BEGIN Entries
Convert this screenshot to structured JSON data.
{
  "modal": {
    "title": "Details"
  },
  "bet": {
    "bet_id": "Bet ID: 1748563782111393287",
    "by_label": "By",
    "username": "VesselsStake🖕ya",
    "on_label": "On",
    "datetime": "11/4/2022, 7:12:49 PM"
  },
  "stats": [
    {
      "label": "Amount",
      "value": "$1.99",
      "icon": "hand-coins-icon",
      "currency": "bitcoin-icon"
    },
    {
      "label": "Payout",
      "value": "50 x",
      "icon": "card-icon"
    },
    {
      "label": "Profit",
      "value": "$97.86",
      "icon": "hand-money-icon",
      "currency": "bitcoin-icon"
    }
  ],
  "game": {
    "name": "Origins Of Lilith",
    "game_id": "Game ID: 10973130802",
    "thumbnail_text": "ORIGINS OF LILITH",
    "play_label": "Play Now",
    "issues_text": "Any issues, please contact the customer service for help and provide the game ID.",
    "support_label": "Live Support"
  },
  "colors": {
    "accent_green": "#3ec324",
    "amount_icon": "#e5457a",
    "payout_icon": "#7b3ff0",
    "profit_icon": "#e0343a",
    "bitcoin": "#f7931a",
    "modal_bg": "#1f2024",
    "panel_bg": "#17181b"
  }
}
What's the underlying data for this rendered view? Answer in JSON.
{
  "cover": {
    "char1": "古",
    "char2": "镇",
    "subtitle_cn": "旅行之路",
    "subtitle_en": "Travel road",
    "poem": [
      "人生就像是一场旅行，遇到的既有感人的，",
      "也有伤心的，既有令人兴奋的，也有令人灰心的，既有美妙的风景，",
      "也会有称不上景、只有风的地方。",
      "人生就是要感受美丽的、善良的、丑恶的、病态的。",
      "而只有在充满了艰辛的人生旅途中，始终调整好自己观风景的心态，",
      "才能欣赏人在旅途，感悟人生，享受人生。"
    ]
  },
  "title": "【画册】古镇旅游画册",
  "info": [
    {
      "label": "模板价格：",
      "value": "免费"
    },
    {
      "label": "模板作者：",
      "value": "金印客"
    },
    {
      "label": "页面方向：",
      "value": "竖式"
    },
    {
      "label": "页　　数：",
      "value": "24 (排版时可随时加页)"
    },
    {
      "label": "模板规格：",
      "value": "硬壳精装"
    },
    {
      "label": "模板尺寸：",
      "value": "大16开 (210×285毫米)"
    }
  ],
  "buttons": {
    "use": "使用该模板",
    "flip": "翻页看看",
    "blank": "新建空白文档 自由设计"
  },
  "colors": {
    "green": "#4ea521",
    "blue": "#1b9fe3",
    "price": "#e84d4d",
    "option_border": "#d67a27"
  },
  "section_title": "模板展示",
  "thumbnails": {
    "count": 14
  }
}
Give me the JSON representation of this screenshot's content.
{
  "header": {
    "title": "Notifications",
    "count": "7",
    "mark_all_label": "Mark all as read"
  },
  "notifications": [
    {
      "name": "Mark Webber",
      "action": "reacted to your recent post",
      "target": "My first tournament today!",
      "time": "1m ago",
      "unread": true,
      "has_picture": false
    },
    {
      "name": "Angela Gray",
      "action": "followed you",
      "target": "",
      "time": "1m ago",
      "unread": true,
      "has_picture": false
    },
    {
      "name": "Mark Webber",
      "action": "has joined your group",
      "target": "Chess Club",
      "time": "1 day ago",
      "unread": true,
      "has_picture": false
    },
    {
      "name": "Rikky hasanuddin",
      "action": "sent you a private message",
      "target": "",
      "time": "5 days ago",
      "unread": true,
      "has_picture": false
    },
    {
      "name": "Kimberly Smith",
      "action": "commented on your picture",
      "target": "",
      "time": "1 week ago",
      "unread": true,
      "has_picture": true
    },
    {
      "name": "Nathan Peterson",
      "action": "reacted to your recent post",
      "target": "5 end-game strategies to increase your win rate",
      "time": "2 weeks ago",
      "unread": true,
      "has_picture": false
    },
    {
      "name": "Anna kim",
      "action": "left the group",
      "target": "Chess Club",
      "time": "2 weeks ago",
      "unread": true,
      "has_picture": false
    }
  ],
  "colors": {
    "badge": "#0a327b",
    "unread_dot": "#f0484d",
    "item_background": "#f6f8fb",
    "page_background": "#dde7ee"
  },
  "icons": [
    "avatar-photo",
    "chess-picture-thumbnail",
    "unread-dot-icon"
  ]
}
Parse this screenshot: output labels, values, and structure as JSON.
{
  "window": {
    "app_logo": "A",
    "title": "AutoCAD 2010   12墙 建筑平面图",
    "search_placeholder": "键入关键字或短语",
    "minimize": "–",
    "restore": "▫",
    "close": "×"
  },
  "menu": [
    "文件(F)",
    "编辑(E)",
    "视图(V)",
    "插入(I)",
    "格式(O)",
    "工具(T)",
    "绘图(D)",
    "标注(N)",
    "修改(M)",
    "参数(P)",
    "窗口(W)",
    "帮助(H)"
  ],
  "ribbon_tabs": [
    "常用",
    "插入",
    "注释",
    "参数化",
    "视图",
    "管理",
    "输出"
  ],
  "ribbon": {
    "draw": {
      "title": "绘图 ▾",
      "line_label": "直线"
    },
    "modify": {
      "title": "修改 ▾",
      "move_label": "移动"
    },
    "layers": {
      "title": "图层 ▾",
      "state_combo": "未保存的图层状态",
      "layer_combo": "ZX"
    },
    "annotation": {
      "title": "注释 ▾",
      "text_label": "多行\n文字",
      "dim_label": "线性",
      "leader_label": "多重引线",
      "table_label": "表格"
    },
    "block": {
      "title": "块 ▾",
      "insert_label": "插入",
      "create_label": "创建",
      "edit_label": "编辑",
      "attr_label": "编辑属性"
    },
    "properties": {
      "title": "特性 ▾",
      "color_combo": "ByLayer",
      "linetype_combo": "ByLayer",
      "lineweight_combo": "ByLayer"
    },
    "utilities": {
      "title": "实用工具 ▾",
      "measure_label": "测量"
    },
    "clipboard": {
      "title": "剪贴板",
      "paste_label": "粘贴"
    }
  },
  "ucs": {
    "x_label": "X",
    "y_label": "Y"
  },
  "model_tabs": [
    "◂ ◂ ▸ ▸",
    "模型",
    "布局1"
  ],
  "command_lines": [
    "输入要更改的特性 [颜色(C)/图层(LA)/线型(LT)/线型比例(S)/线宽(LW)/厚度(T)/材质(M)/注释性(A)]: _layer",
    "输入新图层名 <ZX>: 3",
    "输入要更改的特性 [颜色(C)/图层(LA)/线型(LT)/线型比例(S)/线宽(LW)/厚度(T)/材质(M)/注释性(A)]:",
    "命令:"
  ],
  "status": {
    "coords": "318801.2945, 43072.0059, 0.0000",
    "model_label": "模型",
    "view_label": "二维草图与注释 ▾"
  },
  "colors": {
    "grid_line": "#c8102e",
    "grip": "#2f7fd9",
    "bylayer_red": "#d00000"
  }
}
END Entries
Description of the task »
Restate the data above word for word.

Right answer »
Convert this screenshot to structured JSON data.
{
  "modal": {
    "title": "Details"
  },
  "bet": {
    "bet_id": "Bet ID: 1748563782111393287",
    "by_label": "By",
    "username": "VesselsStake🖕ya",
    "on_label": "On",
    "datetime": "11/4/2022, 7:12:49 PM"
  },
  "stats": [
    {
      "label": "Amount",
      "value": "$1.99",
      "icon": "hand-coins-icon",
      "currency": "bitcoin-icon"
    },
    {
      "label": "Payout",
      "value": "50 x",
      "icon": "card-icon"
    },
    {
      "label": "Profit",
      "value": "$97.86",
      "icon": "hand-money-icon",
      "currency": "bitcoin-icon"
    }
  ],
  "game": {
    "name": "Origins Of Lilith",
    "game_id": "Game ID: 10973130802",
    "thumbnail_text": "ORIGINS OF LILITH",
    "play_label": "Play Now",
    "issues_text": "Any issues, please contact the customer service for help and provide the game ID.",
    "support_label": "Live Support"
  },
  "colors": {
    "accent_green": "#3ec324",
    "amount_icon": "#e5457a",
    "payout_icon": "#7b3ff0",
    "profit_icon": "#e0343a",
    "bitcoin": "#f7931a",
    "modal_bg": "#1f2024",
    "panel_bg": "#17181b"
  }
}
What's the underlying data for this rendered view? Answer in JSON.
{
  "cover": {
    "char1": "古",
    "char2": "镇",
    "subtitle_cn": "旅行之路",
    "subtitle_en": "Travel road",
    "poem": [
      "人生就像是一场旅行，遇到的既有感人的，",
      "也有伤心的，既有令人兴奋的，也有令人灰心的，既有美妙的风景，",
      "也会有称不上景、只有风的地方。",
      "人生就是要感受美丽的、善良的、丑恶的、病态的。",
      "而只有在充满了艰辛的人生旅途中，始终调整好自己观风景的心态，",
      "才能欣赏人在旅途，感悟人生，享受人生。"
    ]
  },
  "title": "【画册】古镇旅游画册",
  "info": [
    {
      "label": "模板价格：",
      "value": "免费"
    },
    {
      "label": "模板作者：",
      "value": "金印客"
    },
    {
      "label": "页面方向：",
      "value": "竖式"
    },
    {
      "label": "页　　数：",
      "value": "24 (排版时可随时加页)"
    },
    {
      "label": "模板规格：",
      "value": "硬壳精装"
    },
    {
      "label": "模板尺寸：",
      "value": "大16开 (210×285毫米)"
    }
  ],
  "buttons": {
    "use": "使用该模板",
    "flip": "翻页看看",
    "blank": "新建空白文档 自由设计"
  },
  "colors": {
    "green": "#4ea521",
    "blue": "#1b9fe3",
    "price": "#e84d4d",
    "option_border": "#d67a27"
  },
  "section_title": "模板展示",
  "thumbnails": {
    "count": 14
  }
}
Give me the JSON representation of this screenshot's content.
{
  "header": {
    "title": "Notifications",
    "count": "7",
    "mark_all_label": "Mark all as read"
  },
  "notifications": [
    {
      "name": "Mark Webber",
      "action": "reacted to your recent post",
      "target": "My first tournament today!",
      "time": "1m ago",
      "unread": true,
      "has_picture": false
    },
    {
      "name": "Angela Gray",
      "action": "followed you",
      "target": "",
      "time": "1m ago",
      "unread": true,
      "has_picture": false
    },
    {
      "name": "Mark Webber",
      "action": "has joined your group",
      "target": "Chess Club",
      "time": "1 day ago",
      "unread": true,
      "has_picture": false
    },
    {
      "name": "Rikky hasanuddin",
      "action": "sent you a private message",
      "target": "",
      "time": "5 days ago",
      "unread": true,
      "has_picture": false
    },
    {
      "name": "Kimberly Smith",
      "action": "commented on your picture",
      "target": "",
      "time": "1 week ago",
      "unread": true,
      "has_picture": true
    },
    {
      "name": "Nathan Peterson",
      "action": "reacted to your recent post",
      "target": "5 end-game strategies to increase your win rate",
      "time": "2 weeks ago",
      "unread": true,
      "has_picture": false
    },
    {
      "name": "Anna kim",
      "action": "left the group",
      "target": "Chess Club",
      "time": "2 weeks ago",
      "unread": true,
      "has_picture": false
    }
  ],
  "colors": {
    "badge": "#0a327b",
    "unread_dot": "#f0484d",
    "item_background": "#f6f8fb",
    "page_background": "#dde7ee"
  },
  "icons": [
    "avatar-photo",
    "chess-picture-thumbnail",
    "unread-dot-icon"
  ]
}
Parse this screenshot: output labels, values, and structure as JSON.
{
  "window": {
    "app_logo": "A",
    "title": "AutoCAD 2010   12墙 建筑平面图",
    "search_placeholder": "键入关键字或短语",
    "minimize": "–",
    "restore": "▫",
    "close": "×"
  },
  "menu": [
    "文件(F)",
    "编辑(E)",
    "视图(V)",
    "插入(I)",
    "格式(O)",
    "工具(T)",
    "绘图(D)",
    "标注(N)",
    "修改(M)",
    "参数(P)",
    "窗口(W)",
    "帮助(H)"
  ],
  "ribbon_tabs": [
    "常用",
    "插入",
    "注释",
    "参数化",
    "视图",
    "管理",
    "输出"
  ],
  "ribbon": {
    "draw": {
      "title": "绘图 ▾",
      "line_label": "直线"
    },
    "modify": {
      "title": "修改 ▾",
      "move_label": "移动"
    },
    "layers": {
      "title": "图层 ▾",
      "state_combo": "未保存的图层状态",
      "layer_combo": "ZX"
    },
    "annotation": {
      "title": "注释 ▾",
      "text_label": "多行\n文字",
      "dim_label": "线性",
      "leader_label": "多重引线",
      "table_label": "表格"
    },
    "block": {
      "title": "块 ▾",
      "insert_label": "插入",
      "create_label": "创建",
      "edit_label": "编辑",
      "attr_label": "编辑属性"
    },
    "properties": {
      "title": "特性 ▾",
      "color_combo": "ByLayer",
      "linetype_combo": "ByLayer",
      "lineweight_combo": "ByLayer"
    },
    "utilities": {
      "title": "实用工具 ▾",
      "measure_label": "测量"
    },
    "clipboard": {
      "title": "剪贴板",
      "paste_label": "粘贴"
    }
  },
  "ucs": {
    "x_label": "X",
    "y_label": "Y"
  },
  "model_tabs": [
    "◂ ◂ ▸ ▸",
    "模型",
    "布局1"
  ],
  "command_lines": [
    "输入要更改的特性 [颜色(C)/图层(LA)/线型(LT)/线型比例(S)/线宽(LW)/厚度(T)/材质(M)/注释性(A)]: _layer",
    "输入新图层名 <ZX>: 3",
    "输入要更改的特性 [颜色(C)/图层(LA)/线型(LT)/线型比例(S)/线宽(LW)/厚度(T)/材质(M)/注释性(A)]:",
    "命令:"
  ],
  "status": {
    "coords": "318801.2945, 43072.0059, 0.0000",
    "model_label": "模型",
    "view_label": "二维草图与注释 ▾"
  },
  "colors": {
    "grid_line": "#c8102e",
    "grip": "#2f7fd9",
    "bylayer_red": "#d00000"
  }
}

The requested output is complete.